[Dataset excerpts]
• • •
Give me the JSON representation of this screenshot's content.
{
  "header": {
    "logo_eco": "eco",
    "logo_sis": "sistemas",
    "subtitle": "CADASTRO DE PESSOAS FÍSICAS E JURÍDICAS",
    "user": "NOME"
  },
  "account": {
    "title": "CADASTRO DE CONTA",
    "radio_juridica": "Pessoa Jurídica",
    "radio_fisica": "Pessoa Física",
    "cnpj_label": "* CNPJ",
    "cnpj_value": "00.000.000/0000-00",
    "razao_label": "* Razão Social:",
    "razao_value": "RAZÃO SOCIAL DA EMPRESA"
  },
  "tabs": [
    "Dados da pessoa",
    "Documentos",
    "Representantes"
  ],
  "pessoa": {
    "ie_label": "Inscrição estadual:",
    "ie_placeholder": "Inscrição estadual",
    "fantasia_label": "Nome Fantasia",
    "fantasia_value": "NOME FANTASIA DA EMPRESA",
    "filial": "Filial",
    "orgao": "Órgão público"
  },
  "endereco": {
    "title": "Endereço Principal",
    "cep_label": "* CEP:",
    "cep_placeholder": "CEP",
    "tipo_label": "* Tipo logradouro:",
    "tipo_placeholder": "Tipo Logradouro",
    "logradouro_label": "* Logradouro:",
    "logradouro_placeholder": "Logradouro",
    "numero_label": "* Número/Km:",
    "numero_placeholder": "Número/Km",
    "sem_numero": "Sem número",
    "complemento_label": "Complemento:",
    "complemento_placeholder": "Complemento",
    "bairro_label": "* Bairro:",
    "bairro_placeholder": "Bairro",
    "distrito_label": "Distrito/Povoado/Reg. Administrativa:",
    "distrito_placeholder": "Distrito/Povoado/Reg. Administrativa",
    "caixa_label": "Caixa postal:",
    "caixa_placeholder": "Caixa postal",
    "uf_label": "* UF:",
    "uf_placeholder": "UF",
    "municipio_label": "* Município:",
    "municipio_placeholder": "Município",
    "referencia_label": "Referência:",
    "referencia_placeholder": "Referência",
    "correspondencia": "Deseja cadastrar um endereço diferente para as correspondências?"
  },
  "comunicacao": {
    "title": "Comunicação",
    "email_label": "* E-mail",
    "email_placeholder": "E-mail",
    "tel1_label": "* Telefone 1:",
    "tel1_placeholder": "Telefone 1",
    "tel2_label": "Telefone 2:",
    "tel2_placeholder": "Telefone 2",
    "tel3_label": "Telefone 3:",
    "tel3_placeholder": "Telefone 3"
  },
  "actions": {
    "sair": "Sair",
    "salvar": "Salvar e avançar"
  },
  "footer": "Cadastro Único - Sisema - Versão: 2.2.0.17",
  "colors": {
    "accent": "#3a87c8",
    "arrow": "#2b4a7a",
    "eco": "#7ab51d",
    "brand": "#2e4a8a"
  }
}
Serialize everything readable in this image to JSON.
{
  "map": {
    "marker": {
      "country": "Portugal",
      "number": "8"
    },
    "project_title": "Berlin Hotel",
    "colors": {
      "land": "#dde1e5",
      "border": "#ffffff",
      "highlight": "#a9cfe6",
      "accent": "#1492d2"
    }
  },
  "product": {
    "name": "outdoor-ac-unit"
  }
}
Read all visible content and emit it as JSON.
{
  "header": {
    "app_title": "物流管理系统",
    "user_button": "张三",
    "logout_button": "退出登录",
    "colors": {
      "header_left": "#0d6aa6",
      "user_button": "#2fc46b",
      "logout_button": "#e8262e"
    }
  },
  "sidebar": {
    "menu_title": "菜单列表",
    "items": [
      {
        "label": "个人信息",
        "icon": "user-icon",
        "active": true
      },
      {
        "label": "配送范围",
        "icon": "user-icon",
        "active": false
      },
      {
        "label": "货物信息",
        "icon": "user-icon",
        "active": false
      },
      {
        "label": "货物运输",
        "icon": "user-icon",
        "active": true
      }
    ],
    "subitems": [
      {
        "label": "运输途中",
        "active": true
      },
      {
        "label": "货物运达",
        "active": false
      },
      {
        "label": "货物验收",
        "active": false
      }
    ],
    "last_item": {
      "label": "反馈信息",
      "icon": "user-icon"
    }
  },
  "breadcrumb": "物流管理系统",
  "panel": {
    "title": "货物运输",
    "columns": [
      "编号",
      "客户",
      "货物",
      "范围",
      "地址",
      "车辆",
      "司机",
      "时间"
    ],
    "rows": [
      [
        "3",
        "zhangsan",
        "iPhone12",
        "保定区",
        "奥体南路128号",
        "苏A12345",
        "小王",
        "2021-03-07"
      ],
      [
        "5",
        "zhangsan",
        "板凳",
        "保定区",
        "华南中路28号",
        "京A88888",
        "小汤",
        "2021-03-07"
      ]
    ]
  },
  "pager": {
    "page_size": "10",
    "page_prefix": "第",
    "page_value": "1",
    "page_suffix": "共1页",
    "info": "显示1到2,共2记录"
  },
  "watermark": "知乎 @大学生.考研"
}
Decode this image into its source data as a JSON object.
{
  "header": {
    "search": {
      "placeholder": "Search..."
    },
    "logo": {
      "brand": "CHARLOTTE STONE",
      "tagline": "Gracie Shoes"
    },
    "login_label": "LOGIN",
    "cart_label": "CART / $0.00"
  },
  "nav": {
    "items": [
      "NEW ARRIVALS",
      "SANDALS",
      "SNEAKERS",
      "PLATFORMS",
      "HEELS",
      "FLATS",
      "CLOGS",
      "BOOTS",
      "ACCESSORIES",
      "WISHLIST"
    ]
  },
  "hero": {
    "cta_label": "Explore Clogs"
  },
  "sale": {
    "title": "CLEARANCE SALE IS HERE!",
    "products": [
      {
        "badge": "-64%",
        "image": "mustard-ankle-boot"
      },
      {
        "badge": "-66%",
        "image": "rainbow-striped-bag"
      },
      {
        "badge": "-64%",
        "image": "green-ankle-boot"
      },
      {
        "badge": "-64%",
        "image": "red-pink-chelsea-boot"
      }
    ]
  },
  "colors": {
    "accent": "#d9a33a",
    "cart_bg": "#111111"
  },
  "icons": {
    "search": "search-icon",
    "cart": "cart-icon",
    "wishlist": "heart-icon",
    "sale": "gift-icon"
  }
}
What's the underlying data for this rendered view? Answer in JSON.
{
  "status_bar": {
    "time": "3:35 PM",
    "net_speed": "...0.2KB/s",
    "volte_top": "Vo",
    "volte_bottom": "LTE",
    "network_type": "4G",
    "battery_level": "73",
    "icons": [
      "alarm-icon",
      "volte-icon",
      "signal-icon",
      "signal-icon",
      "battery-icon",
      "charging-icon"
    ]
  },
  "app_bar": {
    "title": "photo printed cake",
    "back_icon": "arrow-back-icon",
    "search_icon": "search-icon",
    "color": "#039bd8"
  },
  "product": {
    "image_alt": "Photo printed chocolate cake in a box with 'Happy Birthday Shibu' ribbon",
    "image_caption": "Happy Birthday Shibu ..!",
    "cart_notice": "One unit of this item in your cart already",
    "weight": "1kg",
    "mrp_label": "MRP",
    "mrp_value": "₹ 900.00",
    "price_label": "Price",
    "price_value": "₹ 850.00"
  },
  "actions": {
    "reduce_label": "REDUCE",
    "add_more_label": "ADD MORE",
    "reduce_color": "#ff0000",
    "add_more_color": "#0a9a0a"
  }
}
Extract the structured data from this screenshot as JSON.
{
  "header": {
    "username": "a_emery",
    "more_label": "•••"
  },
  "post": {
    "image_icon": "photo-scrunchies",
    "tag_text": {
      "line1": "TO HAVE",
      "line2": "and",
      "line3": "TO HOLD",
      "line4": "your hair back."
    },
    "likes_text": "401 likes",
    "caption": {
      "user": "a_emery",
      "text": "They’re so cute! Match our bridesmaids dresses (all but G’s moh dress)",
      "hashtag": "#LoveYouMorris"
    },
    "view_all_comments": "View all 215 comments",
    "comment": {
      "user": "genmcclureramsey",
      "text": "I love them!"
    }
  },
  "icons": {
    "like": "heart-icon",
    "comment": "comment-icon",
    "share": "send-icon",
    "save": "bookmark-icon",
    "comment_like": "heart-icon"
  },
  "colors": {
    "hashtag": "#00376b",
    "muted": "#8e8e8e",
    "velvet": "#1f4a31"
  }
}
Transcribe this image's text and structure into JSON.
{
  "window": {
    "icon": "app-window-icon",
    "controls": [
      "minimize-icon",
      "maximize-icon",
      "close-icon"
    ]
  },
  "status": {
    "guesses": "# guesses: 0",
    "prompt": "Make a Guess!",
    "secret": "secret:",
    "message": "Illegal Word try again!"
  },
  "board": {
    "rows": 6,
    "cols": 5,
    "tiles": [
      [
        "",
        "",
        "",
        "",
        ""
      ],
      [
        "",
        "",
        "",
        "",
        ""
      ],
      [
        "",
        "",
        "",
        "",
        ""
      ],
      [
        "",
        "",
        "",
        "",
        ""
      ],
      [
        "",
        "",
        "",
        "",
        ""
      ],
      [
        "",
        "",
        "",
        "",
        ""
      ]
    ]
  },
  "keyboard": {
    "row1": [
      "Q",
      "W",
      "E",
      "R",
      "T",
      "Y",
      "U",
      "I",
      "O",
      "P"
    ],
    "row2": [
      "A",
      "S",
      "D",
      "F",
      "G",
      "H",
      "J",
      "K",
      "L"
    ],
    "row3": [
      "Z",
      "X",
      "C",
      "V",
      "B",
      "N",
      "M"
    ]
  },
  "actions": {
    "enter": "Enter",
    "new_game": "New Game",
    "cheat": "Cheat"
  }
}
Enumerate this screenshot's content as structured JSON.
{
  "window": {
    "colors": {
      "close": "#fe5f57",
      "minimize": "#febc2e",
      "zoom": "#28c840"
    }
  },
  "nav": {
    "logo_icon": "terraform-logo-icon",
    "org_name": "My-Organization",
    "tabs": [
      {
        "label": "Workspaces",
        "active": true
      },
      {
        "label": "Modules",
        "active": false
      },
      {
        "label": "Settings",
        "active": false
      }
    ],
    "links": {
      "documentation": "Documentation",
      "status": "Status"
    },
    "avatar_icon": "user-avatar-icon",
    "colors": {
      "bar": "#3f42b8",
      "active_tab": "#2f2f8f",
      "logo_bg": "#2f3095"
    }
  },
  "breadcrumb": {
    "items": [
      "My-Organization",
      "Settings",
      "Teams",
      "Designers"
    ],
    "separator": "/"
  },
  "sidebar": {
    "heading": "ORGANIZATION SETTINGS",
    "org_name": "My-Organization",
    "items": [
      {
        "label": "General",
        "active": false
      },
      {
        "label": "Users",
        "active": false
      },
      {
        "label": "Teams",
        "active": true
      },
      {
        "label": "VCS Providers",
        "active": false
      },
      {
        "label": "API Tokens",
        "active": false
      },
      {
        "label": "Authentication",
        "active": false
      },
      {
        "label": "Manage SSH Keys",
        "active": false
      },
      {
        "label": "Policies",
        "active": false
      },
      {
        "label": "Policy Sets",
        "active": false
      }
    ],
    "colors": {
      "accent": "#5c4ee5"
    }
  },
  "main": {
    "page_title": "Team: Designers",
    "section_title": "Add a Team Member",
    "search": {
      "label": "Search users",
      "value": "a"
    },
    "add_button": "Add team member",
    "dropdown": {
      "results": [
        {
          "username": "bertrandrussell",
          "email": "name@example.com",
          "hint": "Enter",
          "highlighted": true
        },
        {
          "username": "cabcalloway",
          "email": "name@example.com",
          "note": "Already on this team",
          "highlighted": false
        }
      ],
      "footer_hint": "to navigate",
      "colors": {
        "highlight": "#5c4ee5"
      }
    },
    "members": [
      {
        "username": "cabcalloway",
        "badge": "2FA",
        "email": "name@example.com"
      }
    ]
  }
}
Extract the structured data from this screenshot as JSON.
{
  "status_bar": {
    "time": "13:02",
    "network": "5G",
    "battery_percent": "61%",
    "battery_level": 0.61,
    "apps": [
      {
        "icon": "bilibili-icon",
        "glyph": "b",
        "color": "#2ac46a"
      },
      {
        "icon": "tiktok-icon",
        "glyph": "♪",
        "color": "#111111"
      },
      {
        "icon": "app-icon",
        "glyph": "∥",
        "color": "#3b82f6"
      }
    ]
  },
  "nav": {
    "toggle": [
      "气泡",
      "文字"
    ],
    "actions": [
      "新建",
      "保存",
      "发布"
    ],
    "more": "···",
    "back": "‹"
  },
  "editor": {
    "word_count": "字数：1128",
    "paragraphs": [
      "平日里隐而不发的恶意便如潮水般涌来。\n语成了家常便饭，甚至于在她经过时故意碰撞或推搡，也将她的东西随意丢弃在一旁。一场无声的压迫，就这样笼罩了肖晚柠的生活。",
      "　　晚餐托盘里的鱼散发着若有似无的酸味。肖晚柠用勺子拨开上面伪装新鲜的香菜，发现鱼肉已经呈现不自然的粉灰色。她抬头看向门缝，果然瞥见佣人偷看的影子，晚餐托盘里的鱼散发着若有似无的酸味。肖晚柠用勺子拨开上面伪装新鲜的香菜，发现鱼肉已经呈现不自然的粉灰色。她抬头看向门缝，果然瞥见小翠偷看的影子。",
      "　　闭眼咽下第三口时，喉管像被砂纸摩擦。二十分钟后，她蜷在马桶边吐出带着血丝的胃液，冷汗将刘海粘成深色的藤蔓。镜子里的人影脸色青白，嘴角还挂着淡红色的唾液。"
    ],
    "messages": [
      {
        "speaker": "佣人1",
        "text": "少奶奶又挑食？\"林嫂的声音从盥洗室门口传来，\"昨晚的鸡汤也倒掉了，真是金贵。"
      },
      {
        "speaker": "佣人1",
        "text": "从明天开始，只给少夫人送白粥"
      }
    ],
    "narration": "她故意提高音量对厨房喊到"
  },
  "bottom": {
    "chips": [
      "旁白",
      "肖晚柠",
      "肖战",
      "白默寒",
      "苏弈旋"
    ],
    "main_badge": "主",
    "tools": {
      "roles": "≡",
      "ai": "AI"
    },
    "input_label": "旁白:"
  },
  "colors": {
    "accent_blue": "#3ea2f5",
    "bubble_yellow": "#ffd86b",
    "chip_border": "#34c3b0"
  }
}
• • •
Exercise
Copy every line of the listing that contains the word "unit".

Solution for this exercise
    "name": "outdoor-ac-unit"
    "cart_notice": "One unit of this item in your cart already",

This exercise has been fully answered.